● **EXERCISE BRIEF**
Extract the lines that hold the string "ffffff".

[Data records]
START
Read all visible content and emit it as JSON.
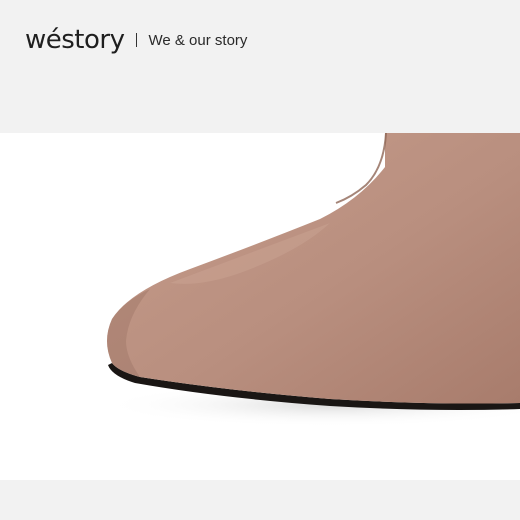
{
  "header": {
    "logo_text": "wéstory",
    "tagline": "We & our story"
  },
  "photo": {
    "subject": "boot-toe-suede",
    "colors": {
      "suede": "#b98f7f",
      "suede_shadow": "#9e7566",
      "sole": "#1a1614",
      "background": "#ffffff",
      "band": "#f2f2f2"
    }
  }
}
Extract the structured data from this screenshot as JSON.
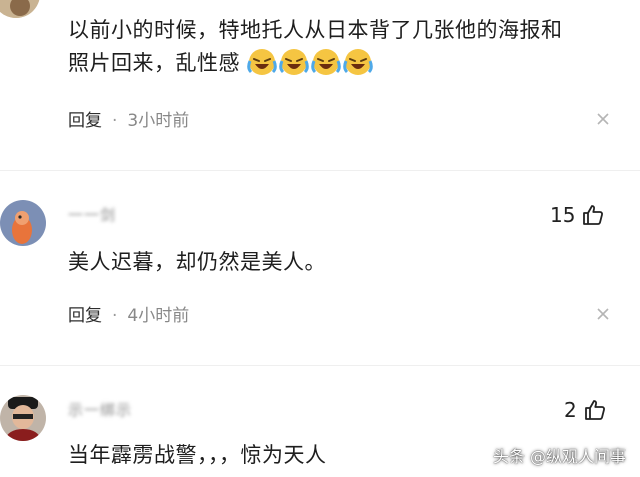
{
  "comments": [
    {
      "text_line1": "以前小的时候，特地托人从日本背了几张他的海报和",
      "text_line2": "照片回来，乱性感",
      "emojis": [
        "cry-laugh-icon",
        "cry-laugh-icon",
        "cry-laugh-icon",
        "cry-laugh-icon"
      ],
      "reply_label": "回复",
      "separator": "·",
      "time": "3小时前"
    },
    {
      "username": "一一剑",
      "text": "美人迟暮，却仍然是美人。",
      "likes": "15",
      "reply_label": "回复",
      "separator": "·",
      "time": "4小时前"
    },
    {
      "username": "示一绑示",
      "text": "当年霹雳战警，，，惊为天人",
      "likes": "2"
    }
  ],
  "watermark": "头条 @纵观人间事",
  "colors": {
    "background": "#ffffff",
    "text": "#1e1e1e",
    "meta": "#888888",
    "emoji_face": "#f5c542",
    "avatar2_bg": "#7c8fb5"
  }
}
END
● **SOLUTION TO THIS TASK**
      "background": "#ffffff",
    "background": "#ffffff",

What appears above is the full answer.